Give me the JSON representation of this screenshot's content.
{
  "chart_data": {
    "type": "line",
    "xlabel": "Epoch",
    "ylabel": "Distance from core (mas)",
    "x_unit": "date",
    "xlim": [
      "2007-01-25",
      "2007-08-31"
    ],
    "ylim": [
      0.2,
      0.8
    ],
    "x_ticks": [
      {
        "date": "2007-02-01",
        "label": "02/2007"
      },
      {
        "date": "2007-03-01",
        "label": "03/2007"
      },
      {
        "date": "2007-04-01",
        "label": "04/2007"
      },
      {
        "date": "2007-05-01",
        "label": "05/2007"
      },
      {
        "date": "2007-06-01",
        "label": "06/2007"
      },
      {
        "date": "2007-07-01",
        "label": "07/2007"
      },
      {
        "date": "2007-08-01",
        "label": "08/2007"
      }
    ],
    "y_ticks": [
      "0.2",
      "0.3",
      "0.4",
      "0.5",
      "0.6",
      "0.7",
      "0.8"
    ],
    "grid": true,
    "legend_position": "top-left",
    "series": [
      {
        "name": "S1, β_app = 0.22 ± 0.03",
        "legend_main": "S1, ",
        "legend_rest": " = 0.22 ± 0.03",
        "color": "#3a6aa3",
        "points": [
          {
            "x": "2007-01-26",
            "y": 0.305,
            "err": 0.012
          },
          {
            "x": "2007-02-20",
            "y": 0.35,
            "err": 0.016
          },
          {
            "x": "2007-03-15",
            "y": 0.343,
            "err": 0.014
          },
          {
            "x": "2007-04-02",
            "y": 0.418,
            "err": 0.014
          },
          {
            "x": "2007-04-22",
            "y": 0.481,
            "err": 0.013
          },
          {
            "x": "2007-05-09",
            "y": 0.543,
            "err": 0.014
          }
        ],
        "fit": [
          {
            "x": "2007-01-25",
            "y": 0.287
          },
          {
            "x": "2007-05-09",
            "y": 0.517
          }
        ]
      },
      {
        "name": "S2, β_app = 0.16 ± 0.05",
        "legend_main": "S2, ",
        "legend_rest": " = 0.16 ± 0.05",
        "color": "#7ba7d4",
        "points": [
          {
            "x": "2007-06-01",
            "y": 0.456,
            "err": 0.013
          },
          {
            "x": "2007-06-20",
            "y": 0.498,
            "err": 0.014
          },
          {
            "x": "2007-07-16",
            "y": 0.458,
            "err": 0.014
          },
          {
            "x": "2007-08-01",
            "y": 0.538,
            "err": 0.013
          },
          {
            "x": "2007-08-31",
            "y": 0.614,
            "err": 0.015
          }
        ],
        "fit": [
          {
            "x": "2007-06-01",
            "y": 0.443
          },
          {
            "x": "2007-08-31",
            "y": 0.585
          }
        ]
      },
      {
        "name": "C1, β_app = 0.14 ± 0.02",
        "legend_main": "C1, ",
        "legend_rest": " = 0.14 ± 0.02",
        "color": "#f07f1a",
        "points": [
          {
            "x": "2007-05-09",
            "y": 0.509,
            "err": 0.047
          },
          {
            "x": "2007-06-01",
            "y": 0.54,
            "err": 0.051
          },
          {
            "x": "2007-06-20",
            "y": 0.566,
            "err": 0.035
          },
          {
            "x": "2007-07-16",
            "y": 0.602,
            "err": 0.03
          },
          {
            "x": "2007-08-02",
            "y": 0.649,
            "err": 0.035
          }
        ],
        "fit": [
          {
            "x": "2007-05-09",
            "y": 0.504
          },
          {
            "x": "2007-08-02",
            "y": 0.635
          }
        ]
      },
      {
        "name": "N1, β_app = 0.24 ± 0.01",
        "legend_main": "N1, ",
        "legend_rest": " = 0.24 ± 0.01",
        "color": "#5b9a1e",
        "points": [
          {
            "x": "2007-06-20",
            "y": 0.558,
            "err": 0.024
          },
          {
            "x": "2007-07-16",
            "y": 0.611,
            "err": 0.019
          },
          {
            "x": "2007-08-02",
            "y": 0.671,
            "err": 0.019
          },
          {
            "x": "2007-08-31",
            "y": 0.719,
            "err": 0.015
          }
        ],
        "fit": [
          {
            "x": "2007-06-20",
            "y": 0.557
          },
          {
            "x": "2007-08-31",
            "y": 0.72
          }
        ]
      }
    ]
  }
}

----

> SET EXERCISE
Repeat the records above in full, character for character.

> COMPLETE RESPONSE
Give me the JSON representation of this screenshot's content.
{
  "chart_data": {
    "type": "line",
    "xlabel": "Epoch",
    "ylabel": "Distance from core (mas)",
    "x_unit": "date",
    "xlim": [
      "2007-01-25",
      "2007-08-31"
    ],
    "ylim": [
      0.2,
      0.8
    ],
    "x_ticks": [
      {
        "date": "2007-02-01",
        "label": "02/2007"
      },
      {
        "date": "2007-03-01",
        "label": "03/2007"
      },
      {
        "date": "2007-04-01",
        "label": "04/2007"
      },
      {
        "date": "2007-05-01",
        "label": "05/2007"
      },
      {
        "date": "2007-06-01",
        "label": "06/2007"
      },
      {
        "date": "2007-07-01",
        "label": "07/2007"
      },
      {
        "date": "2007-08-01",
        "label": "08/2007"
      }
    ],
    "y_ticks": [
      "0.2",
      "0.3",
      "0.4",
      "0.5",
      "0.6",
      "0.7",
      "0.8"
    ],
    "grid": true,
    "legend_position": "top-left",
    "series": [
      {
        "name": "S1, β_app = 0.22 ± 0.03",
        "legend_main": "S1, ",
        "legend_rest": " = 0.22 ± 0.03",
        "color": "#3a6aa3",
        "points": [
          {
            "x": "2007-01-26",
            "y": 0.305,
            "err": 0.012
          },
          {
            "x": "2007-02-20",
            "y": 0.35,
            "err": 0.016
          },
          {
            "x": "2007-03-15",
            "y": 0.343,
            "err": 0.014
          },
          {
            "x": "2007-04-02",
            "y": 0.418,
            "err": 0.014
          },
          {
            "x": "2007-04-22",
            "y": 0.481,
            "err": 0.013
          },
          {
            "x": "2007-05-09",
            "y": 0.543,
            "err": 0.014
          }
        ],
        "fit": [
          {
            "x": "2007-01-25",
            "y": 0.287
          },
          {
            "x": "2007-05-09",
            "y": 0.517
          }
        ]
      },
      {
        "name": "S2, β_app = 0.16 ± 0.05",
        "legend_main": "S2, ",
        "legend_rest": " = 0.16 ± 0.05",
        "color": "#7ba7d4",
        "points": [
          {
            "x": "2007-06-01",
            "y": 0.456,
            "err": 0.013
          },
          {
            "x": "2007-06-20",
            "y": 0.498,
            "err": 0.014
          },
          {
            "x": "2007-07-16",
            "y": 0.458,
            "err": 0.014
          },
          {
            "x": "2007-08-01",
            "y": 0.538,
            "err": 0.013
          },
          {
            "x": "2007-08-31",
            "y": 0.614,
            "err": 0.015
          }
        ],
        "fit": [
          {
            "x": "2007-06-01",
            "y": 0.443
          },
          {
            "x": "2007-08-31",
            "y": 0.585
          }
        ]
      },
      {
        "name": "C1, β_app = 0.14 ± 0.02",
        "legend_main": "C1, ",
        "legend_rest": " = 0.14 ± 0.02",
        "color": "#f07f1a",
        "points": [
          {
            "x": "2007-05-09",
            "y": 0.509,
            "err": 0.047
          },
          {
            "x": "2007-06-01",
            "y": 0.54,
            "err": 0.051
          },
          {
            "x": "2007-06-20",
            "y": 0.566,
            "err": 0.035
          },
          {
            "x": "2007-07-16",
            "y": 0.602,
            "err": 0.03
          },
          {
            "x": "2007-08-02",
            "y": 0.649,
            "err": 0.035
          }
        ],
        "fit": [
          {
            "x": "2007-05-09",
            "y": 0.504
          },
          {
            "x": "2007-08-02",
            "y": 0.635
          }
        ]
      },
      {
        "name": "N1, β_app = 0.24 ± 0.01",
        "legend_main": "N1, ",
        "legend_rest": " = 0.24 ± 0.01",
        "color": "#5b9a1e",
        "points": [
          {
            "x": "2007-06-20",
            "y": 0.558,
            "err": 0.024
          },
          {
            "x": "2007-07-16",
            "y": 0.611,
            "err": 0.019
          },
          {
            "x": "2007-08-02",
            "y": 0.671,
            "err": 0.019
          },
          {
            "x": "2007-08-31",
            "y": 0.719,
            "err": 0.015
          }
        ],
        "fit": [
          {
            "x": "2007-06-20",
            "y": 0.557
          },
          {
            "x": "2007-08-31",
            "y": 0.72
          }
        ]
      }
    ]
  }
}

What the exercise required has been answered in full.